▶ Directive: Quote the data below in full, please, without altering anything.
┌──
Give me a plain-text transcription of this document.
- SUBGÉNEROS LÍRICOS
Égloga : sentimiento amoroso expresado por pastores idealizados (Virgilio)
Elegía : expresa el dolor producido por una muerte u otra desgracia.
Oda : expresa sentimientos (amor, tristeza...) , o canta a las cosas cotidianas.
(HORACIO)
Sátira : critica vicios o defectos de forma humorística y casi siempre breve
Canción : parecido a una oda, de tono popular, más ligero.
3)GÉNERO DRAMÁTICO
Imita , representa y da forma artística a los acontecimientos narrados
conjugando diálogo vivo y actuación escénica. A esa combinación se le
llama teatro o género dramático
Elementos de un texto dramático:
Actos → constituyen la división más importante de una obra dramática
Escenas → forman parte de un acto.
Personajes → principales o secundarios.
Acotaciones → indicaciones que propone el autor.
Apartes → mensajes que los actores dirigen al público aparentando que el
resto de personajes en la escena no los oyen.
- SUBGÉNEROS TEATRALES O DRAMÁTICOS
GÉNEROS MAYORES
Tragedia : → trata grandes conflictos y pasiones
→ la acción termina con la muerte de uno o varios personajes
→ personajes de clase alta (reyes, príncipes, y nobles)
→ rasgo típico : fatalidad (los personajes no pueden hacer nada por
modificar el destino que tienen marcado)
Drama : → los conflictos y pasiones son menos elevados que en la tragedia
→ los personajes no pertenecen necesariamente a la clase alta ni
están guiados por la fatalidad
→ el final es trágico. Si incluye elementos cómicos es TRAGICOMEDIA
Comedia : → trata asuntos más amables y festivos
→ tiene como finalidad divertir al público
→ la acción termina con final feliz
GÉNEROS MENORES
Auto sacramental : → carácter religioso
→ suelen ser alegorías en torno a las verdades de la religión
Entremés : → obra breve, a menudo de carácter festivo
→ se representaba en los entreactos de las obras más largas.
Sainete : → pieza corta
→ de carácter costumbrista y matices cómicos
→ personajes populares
└──
▶ Result for this exercise:
Give me a plain-text transcription of this document.
- SUBGÉNEROS LÍRICOS
Égloga : sentimiento amoroso expresado por pastores idealizados (Virgilio)
Elegía : expresa el dolor producido por una muerte u otra desgracia.
Oda : expresa sentimientos (amor, tristeza...) , o canta a las cosas cotidianas.
(HORACIO)
Sátira : critica vicios o defectos de forma humorística y casi siempre breve
Canción : parecido a una oda, de tono popular, más ligero.
3)GÉNERO DRAMÁTICO
Imita , representa y da forma artística a los acontecimientos narrados
conjugando diálogo vivo y actuación escénica. A esa combinación se le
llama teatro o género dramático
Elementos de un texto dramático:
Actos → constituyen la división más importante de una obra dramática
Escenas → forman parte de un acto.
Personajes → principales o secundarios.
Acotaciones → indicaciones que propone el autor.
Apartes → mensajes que los actores dirigen al público aparentando que el
resto de personajes en la escena no los oyen.
- SUBGÉNEROS TEATRALES O DRAMÁTICOS
GÉNEROS MAYORES
Tragedia : → trata grandes conflictos y pasiones
→ la acción termina con la muerte de uno o varios personajes
→ personajes de clase alta (reyes, príncipes, y nobles)
→ rasgo típico : fatalidad (los personajes no pueden hacer nada por
modificar el destino que tienen marcado)
Drama : → los conflictos y pasiones son menos elevados que en la tragedia
→ los personajes no pertenecen necesariamente a la clase alta ni
están guiados por la fatalidad
→ el final es trágico. Si incluye elementos cómicos es TRAGICOMEDIA
Comedia : → trata asuntos más amables y festivos
→ tiene como finalidad divertir al público
→ la acción termina con final feliz
GÉNEROS MENORES
Auto sacramental : → carácter religioso
→ suelen ser alegorías en torno a las verdades de la religión
Entremés : → obra breve, a menudo de carácter festivo
→ se representaba en los entreactos de las obras más largas.
Sainete : → pieza corta
→ de carácter costumbrista y matices cómicos
→ personajes populares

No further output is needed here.